Do this
Exactly reproduce the entries, dropping any pictures from your copy.

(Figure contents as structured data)

-------

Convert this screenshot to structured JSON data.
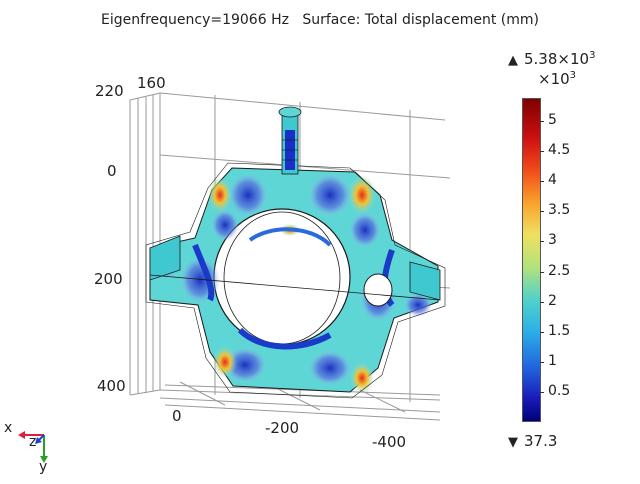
{
  "title": {
    "eigenfrequency": "Eigenfrequency=19066 Hz",
    "surface": "Surface: Total displacement (mm)"
  },
  "axes": {
    "vertical_ticks": [
      "220",
      "0",
      "200",
      "400"
    ],
    "top_tick": "160",
    "horizontal_ticks": [
      "0",
      "-200",
      "-400"
    ]
  },
  "colorbar": {
    "max_label": "5.38×10",
    "max_exp": "3",
    "multiplier": "×10",
    "multiplier_exp": "3",
    "min_label": "37.3",
    "ticks": [
      "5",
      "4.5",
      "4",
      "3.5",
      "3",
      "2.5",
      "2",
      "1.5",
      "1",
      "0.5"
    ],
    "tick_values": [
      5,
      4.5,
      4,
      3.5,
      3,
      2.5,
      2,
      1.5,
      1,
      0.5
    ],
    "range": [
      0.0373,
      5.38
    ]
  },
  "triad": {
    "x": "x",
    "y": "y",
    "z": "z"
  },
  "colors": {
    "x_axis": "#e0203a",
    "y_axis": "#28a028",
    "z_axis": "#2040d0"
  }
}
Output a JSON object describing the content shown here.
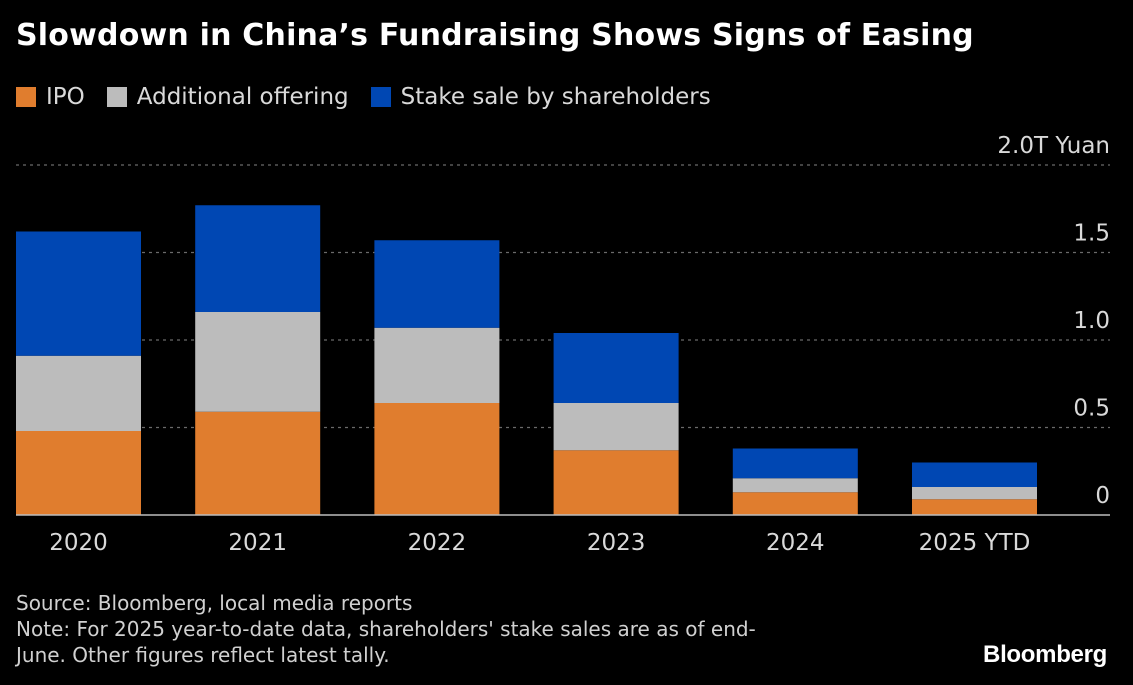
{
  "chart_data": {
    "type": "bar",
    "stacked": true,
    "title": "Slowdown in China’s Fundraising Shows Signs of Easing",
    "unit_label": "2.0T Yuan",
    "categories": [
      "2020",
      "2021",
      "2022",
      "2023",
      "2024",
      "2025 YTD"
    ],
    "series": [
      {
        "name": "IPO",
        "color": "#e07d2e",
        "values": [
          0.48,
          0.59,
          0.64,
          0.37,
          0.13,
          0.09
        ]
      },
      {
        "name": "Additional offering",
        "color": "#bcbcbc",
        "values": [
          0.43,
          0.57,
          0.43,
          0.27,
          0.08,
          0.07
        ]
      },
      {
        "name": "Stake sale by shareholders",
        "color": "#0047b3",
        "values": [
          0.71,
          0.61,
          0.5,
          0.4,
          0.17,
          0.14
        ]
      }
    ],
    "yticks": [
      {
        "value": 0,
        "label": "0"
      },
      {
        "value": 0.5,
        "label": "0.5"
      },
      {
        "value": 1.0,
        "label": "1.0"
      },
      {
        "value": 1.5,
        "label": "1.5"
      },
      {
        "value": 2.0,
        "label": "2.0T Yuan"
      }
    ],
    "ylim": [
      0,
      2.0
    ],
    "grid": true,
    "legend_position": "top-left"
  },
  "footer": {
    "source": "Source: Bloomberg, local media reports",
    "note_line1": "Note: For 2025 year-to-date data, shareholders' stake sales are as of end-",
    "note_line2": "June. Other figures reflect latest tally."
  },
  "brand": "Bloomberg"
}
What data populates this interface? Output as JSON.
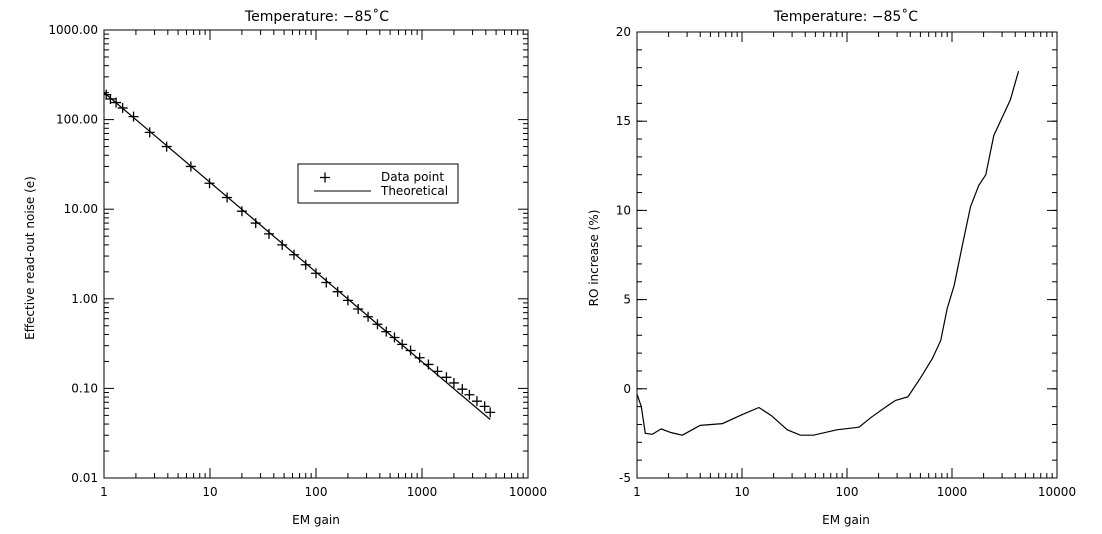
{
  "chart_data": [
    {
      "type": "line",
      "title": "Temperature: −85˚C",
      "xlabel": "EM gain",
      "ylabel": "Effective read-out noise (e)",
      "xscale": "log",
      "yscale": "log",
      "xlim": [
        1,
        10000
      ],
      "ylim": [
        0.01,
        1000
      ],
      "xtick_labels": [
        "1",
        "10",
        "100",
        "1000",
        "10000"
      ],
      "xtick_values": [
        1,
        10,
        100,
        1000,
        10000
      ],
      "ytick_labels": [
        "0.01",
        "0.10",
        "1.00",
        "10.00",
        "100.00",
        "1000.00"
      ],
      "ytick_values": [
        0.01,
        0.1,
        1,
        10,
        100,
        1000
      ],
      "legend_position": "right-middle",
      "series": [
        {
          "name": "Data point",
          "marker": "plus",
          "x": [
            1.05,
            1.15,
            1.3,
            1.5,
            1.9,
            2.7,
            3.9,
            6.6,
            9.9,
            14.5,
            20,
            27,
            36,
            48,
            62,
            80,
            100,
            125,
            160,
            200,
            250,
            310,
            380,
            460,
            550,
            650,
            780,
            950,
            1150,
            1400,
            1700,
            2000,
            2400,
            2800,
            3300,
            3900,
            4400
          ],
          "y": [
            190,
            170,
            155,
            135,
            108,
            72,
            50,
            30,
            19.5,
            13.5,
            9.5,
            7.0,
            5.3,
            4.0,
            3.1,
            2.4,
            1.93,
            1.52,
            1.2,
            0.96,
            0.77,
            0.63,
            0.52,
            0.43,
            0.37,
            0.31,
            0.265,
            0.22,
            0.185,
            0.155,
            0.133,
            0.115,
            0.098,
            0.085,
            0.072,
            0.063,
            0.054
          ]
        },
        {
          "name": "Theoretical",
          "marker": "none",
          "x": [
            1,
            4400
          ],
          "y": [
            200,
            0.045
          ]
        }
      ]
    },
    {
      "type": "line",
      "title": "Temperature: −85˚C",
      "xlabel": "EM gain",
      "ylabel": "RO increase (%)",
      "xscale": "log",
      "yscale": "linear",
      "xlim": [
        1,
        10000
      ],
      "ylim": [
        -5,
        20
      ],
      "xtick_labels": [
        "1",
        "10",
        "100",
        "1000",
        "10000"
      ],
      "xtick_values": [
        1,
        10,
        100,
        1000,
        10000
      ],
      "ytick_labels": [
        "-5",
        "0",
        "5",
        "10",
        "15",
        "20"
      ],
      "ytick_values": [
        -5,
        0,
        5,
        10,
        15,
        20
      ],
      "series": [
        {
          "x": [
            1,
            1.1,
            1.2,
            1.4,
            1.7,
            2.1,
            2.7,
            4,
            6.5,
            10,
            14.5,
            19,
            27,
            36,
            48,
            80,
            130,
            170,
            250,
            290,
            380,
            500,
            650,
            780,
            900,
            1050,
            1250,
            1500,
            1800,
            2100,
            2500,
            3000,
            3600,
            4300
          ],
          "y": [
            -0.3,
            -1.0,
            -2.5,
            -2.55,
            -2.25,
            -2.45,
            -2.6,
            -2.05,
            -1.95,
            -1.45,
            -1.05,
            -1.5,
            -2.3,
            -2.6,
            -2.6,
            -2.3,
            -2.15,
            -1.6,
            -0.9,
            -0.65,
            -0.45,
            0.6,
            1.7,
            2.7,
            4.5,
            5.8,
            8.0,
            10.2,
            11.4,
            12.0,
            14.2,
            15.2,
            16.2,
            17.8
          ]
        }
      ]
    }
  ]
}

-------

Exercise answer
Convert this screenshot to structured JSON data.
{
  "title": {
    "eigenfrequency": "Eigenfrequency=19066 Hz",
    "surface": "Surface: Total displacement (mm)"
  },
  "axes": {
    "vertical_ticks": [
      "220",
      "0",
      "200",
      "400"
    ],
    "top_tick": "160",
    "horizontal_ticks": [
      "0",
      "-200",
      "-400"
    ]
  },
  "colorbar": {
    "max_label": "5.38×10",
    "max_exp": "3",
    "multiplier": "×10",
    "multiplier_exp": "3",
    "min_label": "37.3",
    "ticks": [
      "5",
      "4.5",
      "4",
      "3.5",
      "3",
      "2.5",
      "2",
      "1.5",
      "1",
      "0.5"
    ],
    "tick_values": [
      5,
      4.5,
      4,
      3.5,
      3,
      2.5,
      2,
      1.5,
      1,
      0.5
    ],
    "range": [
      0.0373,
      5.38
    ]
  },
  "triad": {
    "x": "x",
    "y": "y",
    "z": "z"
  },
  "colors": {
    "x_axis": "#e0203a",
    "y_axis": "#28a028",
    "z_axis": "#2040d0"
  }
}
Output a JSON object describing the content shown here.
{
  "chart_data": {
    "type": "bar",
    "stacked": true,
    "title": "Slowdown in China’s Fundraising Shows Signs of Easing",
    "unit_label": "2.0T Yuan",
    "categories": [
      "2020",
      "2021",
      "2022",
      "2023",
      "2024",
      "2025 YTD"
    ],
    "series": [
      {
        "name": "IPO",
        "color": "#e07d2e",
        "values": [
          0.48,
          0.59,
          0.64,
          0.37,
          0.13,
          0.09
        ]
      },
      {
        "name": "Additional offering",
        "color": "#bcbcbc",
        "values": [
          0.43,
          0.57,
          0.43,
          0.27,
          0.08,
          0.07
        ]
      },
      {
        "name": "Stake sale by shareholders",
        "color": "#0047b3",
        "values": [
          0.71,
          0.61,
          0.5,
          0.4,
          0.17,
          0.14
        ]
      }
    ],
    "yticks": [
      {
        "value": 0,
        "label": "0"
      },
      {
        "value": 0.5,
        "label": "0.5"
      },
      {
        "value": 1.0,
        "label": "1.0"
      },
      {
        "value": 1.5,
        "label": "1.5"
      },
      {
        "value": 2.0,
        "label": "2.0T Yuan"
      }
    ],
    "ylim": [
      0,
      2.0
    ],
    "grid": true,
    "legend_position": "top-left"
  },
  "footer": {
    "source": "Source: Bloomberg, local media reports",
    "note_line1": "Note: For 2025 year-to-date data, shareholders' stake sales are as of end-",
    "note_line2": "June. Other figures reflect latest tally."
  },
  "brand": "Bloomberg"
}
What data populates this interface? Output as JSON.
{
  "chart_data": [
    {
      "type": "line",
      "title": "Temperature: −85˚C",
      "xlabel": "EM gain",
      "ylabel": "Effective read-out noise (e)",
      "xscale": "log",
      "yscale": "log",
      "xlim": [
        1,
        10000
      ],
      "ylim": [
        0.01,
        1000
      ],
      "xtick_labels": [
        "1",
        "10",
        "100",
        "1000",
        "10000"
      ],
      "xtick_values": [
        1,
        10,
        100,
        1000,
        10000
      ],
      "ytick_labels": [
        "0.01",
        "0.10",
        "1.00",
        "10.00",
        "100.00",
        "1000.00"
      ],
      "ytick_values": [
        0.01,
        0.1,
        1,
        10,
        100,
        1000
      ],
      "legend_position": "right-middle",
      "series": [
        {
          "name": "Data point",
          "marker": "plus",
          "x": [
            1.05,
            1.15,
            1.3,
            1.5,
            1.9,
            2.7,
            3.9,
            6.6,
            9.9,
            14.5,
            20,
            27,
            36,
            48,
            62,
            80,
            100,
            125,
            160,
            200,
            250,
            310,
            380,
            460,
            550,
            650,
            780,
            950,
            1150,
            1400,
            1700,
            2000,
            2400,
            2800,
            3300,
            3900,
            4400
          ],
          "y": [
            190,
            170,
            155,
            135,
            108,
            72,
            50,
            30,
            19.5,
            13.5,
            9.5,
            7.0,
            5.3,
            4.0,
            3.1,
            2.4,
            1.93,
            1.52,
            1.2,
            0.96,
            0.77,
            0.63,
            0.52,
            0.43,
            0.37,
            0.31,
            0.265,
            0.22,
            0.185,
            0.155,
            0.133,
            0.115,
            0.098,
            0.085,
            0.072,
            0.063,
            0.054
          ]
        },
        {
          "name": "Theoretical",
          "marker": "none",
          "x": [
            1,
            4400
          ],
          "y": [
            200,
            0.045
          ]
        }
      ]
    },
    {
      "type": "line",
      "title": "Temperature: −85˚C",
      "xlabel": "EM gain",
      "ylabel": "RO increase (%)",
      "xscale": "log",
      "yscale": "linear",
      "xlim": [
        1,
        10000
      ],
      "ylim": [
        -5,
        20
      ],
      "xtick_labels": [
        "1",
        "10",
        "100",
        "1000",
        "10000"
      ],
      "xtick_values": [
        1,
        10,
        100,
        1000,
        10000
      ],
      "ytick_labels": [
        "-5",
        "0",
        "5",
        "10",
        "15",
        "20"
      ],
      "ytick_values": [
        -5,
        0,
        5,
        10,
        15,
        20
      ],
      "series": [
        {
          "x": [
            1,
            1.1,
            1.2,
            1.4,
            1.7,
            2.1,
            2.7,
            4,
            6.5,
            10,
            14.5,
            19,
            27,
            36,
            48,
            80,
            130,
            170,
            250,
            290,
            380,
            500,
            650,
            780,
            900,
            1050,
            1250,
            1500,
            1800,
            2100,
            2500,
            3000,
            3600,
            4300
          ],
          "y": [
            -0.3,
            -1.0,
            -2.5,
            -2.55,
            -2.25,
            -2.45,
            -2.6,
            -2.05,
            -1.95,
            -1.45,
            -1.05,
            -1.5,
            -2.3,
            -2.6,
            -2.6,
            -2.3,
            -2.15,
            -1.6,
            -0.9,
            -0.65,
            -0.45,
            0.6,
            1.7,
            2.7,
            4.5,
            5.8,
            8.0,
            10.2,
            11.4,
            12.0,
            14.2,
            15.2,
            16.2,
            17.8
          ]
        }
      ]
    }
  ]
}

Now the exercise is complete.